** begin **

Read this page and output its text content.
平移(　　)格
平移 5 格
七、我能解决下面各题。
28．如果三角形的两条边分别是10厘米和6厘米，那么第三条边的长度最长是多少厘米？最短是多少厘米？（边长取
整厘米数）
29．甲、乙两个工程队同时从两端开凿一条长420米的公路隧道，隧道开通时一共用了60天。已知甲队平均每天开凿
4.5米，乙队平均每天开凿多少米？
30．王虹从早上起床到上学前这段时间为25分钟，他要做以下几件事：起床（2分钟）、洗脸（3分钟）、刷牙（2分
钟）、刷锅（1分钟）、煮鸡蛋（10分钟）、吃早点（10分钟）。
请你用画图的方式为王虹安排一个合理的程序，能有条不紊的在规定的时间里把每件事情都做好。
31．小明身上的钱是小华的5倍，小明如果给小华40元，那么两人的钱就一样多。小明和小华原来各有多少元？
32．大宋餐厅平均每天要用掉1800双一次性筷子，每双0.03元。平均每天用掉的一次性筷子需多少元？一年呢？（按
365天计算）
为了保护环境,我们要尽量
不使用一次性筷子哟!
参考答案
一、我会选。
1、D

** end **

## WHAT YOU WILL DO
Every record should be given again exactly.

## ANSWER FOR THIS EXERCISE
Read this page and output its text content.
平移(　　)格
平移 5 格
七、我能解决下面各题。
28．如果三角形的两条边分别是10厘米和6厘米，那么第三条边的长度最长是多少厘米？最短是多少厘米？（边长取
整厘米数）
29．甲、乙两个工程队同时从两端开凿一条长420米的公路隧道，隧道开通时一共用了60天。已知甲队平均每天开凿
4.5米，乙队平均每天开凿多少米？
30．王虹从早上起床到上学前这段时间为25分钟，他要做以下几件事：起床（2分钟）、洗脸（3分钟）、刷牙（2分
钟）、刷锅（1分钟）、煮鸡蛋（10分钟）、吃早点（10分钟）。
请你用画图的方式为王虹安排一个合理的程序，能有条不紊的在规定的时间里把每件事情都做好。
31．小明身上的钱是小华的5倍，小明如果给小华40元，那么两人的钱就一样多。小明和小华原来各有多少元？
32．大宋餐厅平均每天要用掉1800双一次性筷子，每双0.03元。平均每天用掉的一次性筷子需多少元？一年呢？（按
365天计算）
为了保护环境,我们要尽量
不使用一次性筷子哟!
参考答案
一、我会选。
1、D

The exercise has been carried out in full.